**PROBLEM REQUIREMENTS**
Repeat the listing exactly. Pictures stay out of your copy.

**DATA SHOWN**
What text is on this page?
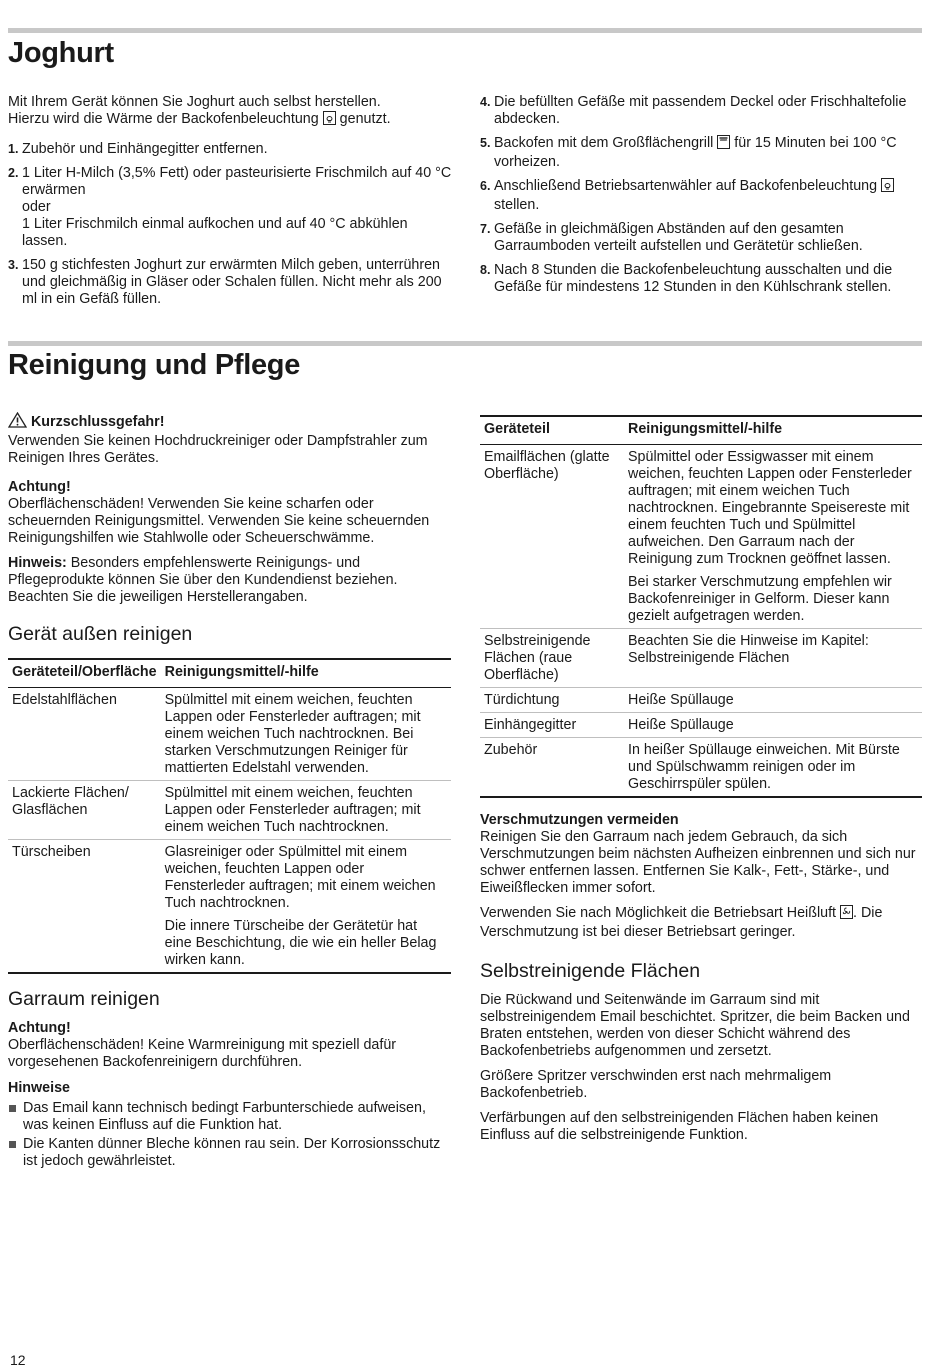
Joghurt

Mit Ihrem Gerät können Sie Joghurt auch selbst herstellen.
Hierzu wird die Wärme der Backofenbeleuchtung  genutzt.

1. Zubehör und Einhängegitter entfernen.
2. 1 Liter H-Milch (3,5% Fett) oder pasteurisierte Frischmilch auf 40 °C erwärmen
oder
1 Liter Frischmilch einmal aufkochen und auf 40 °C abkühlen lassen.
3. 150 g stichfesten Joghurt zur erwärmten Milch geben, unterrühren und gleichmäßig in Gläser oder Schalen füllen. Nicht mehr als 200 ml in ein Gefäß füllen.
4. Die befüllten Gefäße mit passendem Deckel oder Frischhaltefolie abdecken.
5. Backofen mit dem Großflächengrill  für 15 Minuten bei 100 °C vorheizen.
6. Anschließend Betriebsartenwähler auf Backofenbeleuchtung  stellen.
7. Gefäße in gleichmäßigen Abständen auf den gesamten Garraumboden verteilt aufstellen und Gerätetür schließen.
8. Nach 8 Stunden die Backofenbeleuchtung ausschalten und die Gefäße für mindestens 12 Stunden in den Kühlschrank stellen.
Reinigung und Pflege
Kurzschlussgefahr!
Verwenden Sie keinen Hochdruckreiniger oder Dampfstrahler zum Reinigen Ihres Gerätes.
Achtung!
Oberflächenschäden! Verwenden Sie keine scharfen oder scheuernden Reinigungsmittel. Verwenden Sie keine scheuernden Reinigungshilfen wie Stahlwolle oder Scheuerschwämme.

Hinweis: Besonders empfehlenswerte Reinigungs- und Pflegeprodukte können Sie über den Kundendienst beziehen. Beachten Sie die jeweiligen Herstellerangaben.

Gerät außen reinigen
Geräteteil/Oberfläche	Reinigungsmittel/-hilfe
Edelstahlflächen	Spülmittel mit einem weichen, feuchten Lappen oder Fensterleder auftragen; mit einem weichen Tuch nachtrocknen. Bei starken Verschmutzungen Reiniger für mattierten Edelstahl verwenden.
Lackierte Flächen/ Glasflächen	Spülmittel mit einem weichen, feuchten Lappen oder Fensterleder auftragen; mit einem weichen Tuch nachtrocknen.
Türscheiben	Glasreiniger oder Spülmittel mit einem weichen, feuchten Lappen oder Fensterleder auftragen; mit einem weichen Tuch nachtrocknen.

Die innere Türscheibe der Gerätetür hat eine Beschichtung, die wie ein heller Belag wirken kann.

Garraum reinigen
Achtung!
Oberflächenschäden! Keine Warmreinigung mit speziell dafür vorgesehenen Backofenreinigern durchführen.
Hinweise
Das Email kann technisch bedingt Farbunterschiede aufweisen, was keinen Einfluss auf die Funktion hat.
Die Kanten dünner Bleche können rau sein. Der Korrosionsschutz ist jedoch gewährleistet.
Geräteteil	Reinigungsmittel/-hilfe
Emailflächen (glatte Oberfläche)	Spülmittel oder Essigwasser mit einem weichen, feuchten Lappen oder Fensterleder auftragen; mit einem weichen Tuch nachtrocknen. Eingebrannte Speisereste mit einem feuchten Tuch und Spülmittel aufweichen. Den Garraum nach der Reinigung zum Trocknen geöffnet lassen.

Bei starker Verschmutzung empfehlen wir Backofenreiniger in Gelform. Dieser kann gezielt aufgetragen werden.

Selbstreinigende Flächen (raue Oberfläche)	Beachten Sie die Hinweise im Kapitel: Selbstreinigende Flächen
Türdichtung	Heiße Spüllauge
Einhängegitter	Heiße Spüllauge
Zubehör	In heißer Spüllauge einweichen. Mit Bürste und Spülschwamm reinigen oder im Geschirrspüler spülen.
Verschmutzungen vermeiden

Reinigen Sie den Garraum nach jedem Gebrauch, da sich Verschmutzungen beim nächsten Aufheizen einbrennen und sich nur schwer entfernen lassen. Entfernen Sie Kalk-, Fett-, Stärke-, und Eiweißflecken immer sofort.

Verwenden Sie nach Möglichkeit die Betriebsart Heißluft . Die Verschmutzung ist bei dieser Betriebsart geringer.

Selbstreinigende Flächen

Die Rückwand und Seitenwände im Garraum sind mit selbstreinigendem Email beschichtet. Spritzer, die beim Backen und Braten entstehen, werden von dieser Schicht während des Backofenbetriebs aufgenommen und zersetzt.

Größere Spritzer verschwinden erst nach mehrmaligem Backofenbetrieb.

Verfärbungen auf den selbstreinigenden Flächen haben keinen Einfluss auf die selbstreinigende Funktion.

12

**EXERCISE RESULT**
What text is on this page?
Joghurt

Mit Ihrem Gerät können Sie Joghurt auch selbst herstellen.
Hierzu wird die Wärme der Backofenbeleuchtung  genutzt.

1. Zubehör und Einhängegitter entfernen.
2. 1 Liter H-Milch (3,5% Fett) oder pasteurisierte Frischmilch auf 40 °C erwärmen
oder
1 Liter Frischmilch einmal aufkochen und auf 40 °C abkühlen lassen.
3. 150 g stichfesten Joghurt zur erwärmten Milch geben, unterrühren und gleichmäßig in Gläser oder Schalen füllen. Nicht mehr als 200 ml in ein Gefäß füllen.
4. Die befüllten Gefäße mit passendem Deckel oder Frischhaltefolie abdecken.
5. Backofen mit dem Großflächengrill  für 15 Minuten bei 100 °C vorheizen.
6. Anschließend Betriebsartenwähler auf Backofenbeleuchtung  stellen.
7. Gefäße in gleichmäßigen Abständen auf den gesamten Garraumboden verteilt aufstellen und Gerätetür schließen.
8. Nach 8 Stunden die Backofenbeleuchtung ausschalten und die Gefäße für mindestens 12 Stunden in den Kühlschrank stellen.
Reinigung und Pflege
Kurzschlussgefahr!
Verwenden Sie keinen Hochdruckreiniger oder Dampfstrahler zum Reinigen Ihres Gerätes.
Achtung!
Oberflächenschäden! Verwenden Sie keine scharfen oder scheuernden Reinigungsmittel. Verwenden Sie keine scheuernden Reinigungshilfen wie Stahlwolle oder Scheuerschwämme.

Hinweis: Besonders empfehlenswerte Reinigungs- und Pflegeprodukte können Sie über den Kundendienst beziehen. Beachten Sie die jeweiligen Herstellerangaben.

Gerät außen reinigen
Geräteteil/Oberfläche	Reinigungsmittel/-hilfe
Edelstahlflächen	Spülmittel mit einem weichen, feuchten Lappen oder Fensterleder auftragen; mit einem weichen Tuch nachtrocknen. Bei starken Verschmutzungen Reiniger für mattierten Edelstahl verwenden.
Lackierte Flächen/ Glasflächen	Spülmittel mit einem weichen, feuchten Lappen oder Fensterleder auftragen; mit einem weichen Tuch nachtrocknen.
Türscheiben	Glasreiniger oder Spülmittel mit einem weichen, feuchten Lappen oder Fensterleder auftragen; mit einem weichen Tuch nachtrocknen.

Die innere Türscheibe der Gerätetür hat eine Beschichtung, die wie ein heller Belag wirken kann.

Garraum reinigen
Achtung!
Oberflächenschäden! Keine Warmreinigung mit speziell dafür vorgesehenen Backofenreinigern durchführen.
Hinweise
Das Email kann technisch bedingt Farbunterschiede aufweisen, was keinen Einfluss auf die Funktion hat.
Die Kanten dünner Bleche können rau sein. Der Korrosionsschutz ist jedoch gewährleistet.
Geräteteil	Reinigungsmittel/-hilfe
Emailflächen (glatte Oberfläche)	Spülmittel oder Essigwasser mit einem weichen, feuchten Lappen oder Fensterleder auftragen; mit einem weichen Tuch nachtrocknen. Eingebrannte Speisereste mit einem feuchten Tuch und Spülmittel aufweichen. Den Garraum nach der Reinigung zum Trocknen geöffnet lassen.

Bei starker Verschmutzung empfehlen wir Backofenreiniger in Gelform. Dieser kann gezielt aufgetragen werden.

Selbstreinigende Flächen (raue Oberfläche)	Beachten Sie die Hinweise im Kapitel: Selbstreinigende Flächen
Türdichtung	Heiße Spüllauge
Einhängegitter	Heiße Spüllauge
Zubehör	In heißer Spüllauge einweichen. Mit Bürste und Spülschwamm reinigen oder im Geschirrspüler spülen.
Verschmutzungen vermeiden

Reinigen Sie den Garraum nach jedem Gebrauch, da sich Verschmutzungen beim nächsten Aufheizen einbrennen und sich nur schwer entfernen lassen. Entfernen Sie Kalk-, Fett-, Stärke-, und Eiweißflecken immer sofort.

Verwenden Sie nach Möglichkeit die Betriebsart Heißluft . Die Verschmutzung ist bei dieser Betriebsart geringer.

Selbstreinigende Flächen

Die Rückwand und Seitenwände im Garraum sind mit selbstreinigendem Email beschichtet. Spritzer, die beim Backen und Braten entstehen, werden von dieser Schicht während des Backofenbetriebs aufgenommen und zersetzt.

Größere Spritzer verschwinden erst nach mehrmaligem Backofenbetrieb.

Verfärbungen auf den selbstreinigenden Flächen haben keinen Einfluss auf die selbstreinigende Funktion.

12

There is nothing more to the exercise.